> _EXERCISE PROMPT_:
Count every line that includes the string "Children" in the entries that follow. Nothing besides the number is needed.

> _DATA FOR THE TASK_:
_ _ _ _ _ _ _
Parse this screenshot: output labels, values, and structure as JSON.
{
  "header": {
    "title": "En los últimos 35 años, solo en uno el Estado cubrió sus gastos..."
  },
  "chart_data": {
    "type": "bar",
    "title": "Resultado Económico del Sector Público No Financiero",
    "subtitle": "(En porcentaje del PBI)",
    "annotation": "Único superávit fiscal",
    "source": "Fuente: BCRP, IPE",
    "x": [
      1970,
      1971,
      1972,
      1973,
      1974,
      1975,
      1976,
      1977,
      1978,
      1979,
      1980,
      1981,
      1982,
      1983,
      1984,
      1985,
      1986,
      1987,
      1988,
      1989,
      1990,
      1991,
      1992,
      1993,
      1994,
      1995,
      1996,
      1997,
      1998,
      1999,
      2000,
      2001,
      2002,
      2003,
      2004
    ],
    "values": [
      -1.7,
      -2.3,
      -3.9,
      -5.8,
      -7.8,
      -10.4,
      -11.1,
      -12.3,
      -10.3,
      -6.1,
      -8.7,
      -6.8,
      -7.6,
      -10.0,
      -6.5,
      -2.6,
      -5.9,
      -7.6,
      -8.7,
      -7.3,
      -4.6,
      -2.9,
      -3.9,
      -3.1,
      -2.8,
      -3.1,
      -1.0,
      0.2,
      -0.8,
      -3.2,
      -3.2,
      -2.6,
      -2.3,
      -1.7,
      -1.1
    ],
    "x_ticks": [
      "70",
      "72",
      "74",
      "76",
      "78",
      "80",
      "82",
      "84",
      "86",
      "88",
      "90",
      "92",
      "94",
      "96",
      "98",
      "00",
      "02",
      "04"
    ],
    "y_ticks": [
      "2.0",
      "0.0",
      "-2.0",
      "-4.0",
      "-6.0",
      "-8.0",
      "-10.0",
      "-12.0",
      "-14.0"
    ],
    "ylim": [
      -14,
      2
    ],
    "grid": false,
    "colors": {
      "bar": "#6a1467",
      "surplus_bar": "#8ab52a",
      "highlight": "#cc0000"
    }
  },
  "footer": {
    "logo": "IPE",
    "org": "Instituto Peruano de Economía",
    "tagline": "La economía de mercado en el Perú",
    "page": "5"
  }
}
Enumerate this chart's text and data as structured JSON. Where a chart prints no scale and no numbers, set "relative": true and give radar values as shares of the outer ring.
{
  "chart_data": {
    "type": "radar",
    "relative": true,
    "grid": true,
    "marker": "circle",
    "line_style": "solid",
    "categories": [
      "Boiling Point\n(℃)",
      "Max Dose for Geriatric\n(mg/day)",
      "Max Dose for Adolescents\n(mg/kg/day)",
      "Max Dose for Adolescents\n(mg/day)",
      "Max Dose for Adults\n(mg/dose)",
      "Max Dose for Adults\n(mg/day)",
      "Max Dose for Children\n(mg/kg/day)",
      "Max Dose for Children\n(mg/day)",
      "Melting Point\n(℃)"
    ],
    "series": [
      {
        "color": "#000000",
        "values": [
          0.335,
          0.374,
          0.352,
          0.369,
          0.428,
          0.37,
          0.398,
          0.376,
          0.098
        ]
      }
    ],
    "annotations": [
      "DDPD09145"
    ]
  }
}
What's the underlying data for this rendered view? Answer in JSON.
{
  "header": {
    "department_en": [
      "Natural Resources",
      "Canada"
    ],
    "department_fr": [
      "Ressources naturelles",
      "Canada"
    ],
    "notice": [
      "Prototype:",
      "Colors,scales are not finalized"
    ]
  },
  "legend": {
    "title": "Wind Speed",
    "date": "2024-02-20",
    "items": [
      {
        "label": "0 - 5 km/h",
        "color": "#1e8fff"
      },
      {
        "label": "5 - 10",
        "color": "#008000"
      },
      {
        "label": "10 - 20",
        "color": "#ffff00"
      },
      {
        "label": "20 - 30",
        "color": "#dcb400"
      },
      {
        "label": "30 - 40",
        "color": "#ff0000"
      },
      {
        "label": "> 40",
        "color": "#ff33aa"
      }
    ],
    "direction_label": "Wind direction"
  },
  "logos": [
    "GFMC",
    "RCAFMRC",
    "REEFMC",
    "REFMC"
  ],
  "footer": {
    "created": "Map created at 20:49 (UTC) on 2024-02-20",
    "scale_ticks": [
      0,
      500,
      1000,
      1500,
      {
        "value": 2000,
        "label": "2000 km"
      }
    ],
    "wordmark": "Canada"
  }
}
_ _ _ _ _ _ _
> _ANSWER BELOW_:
2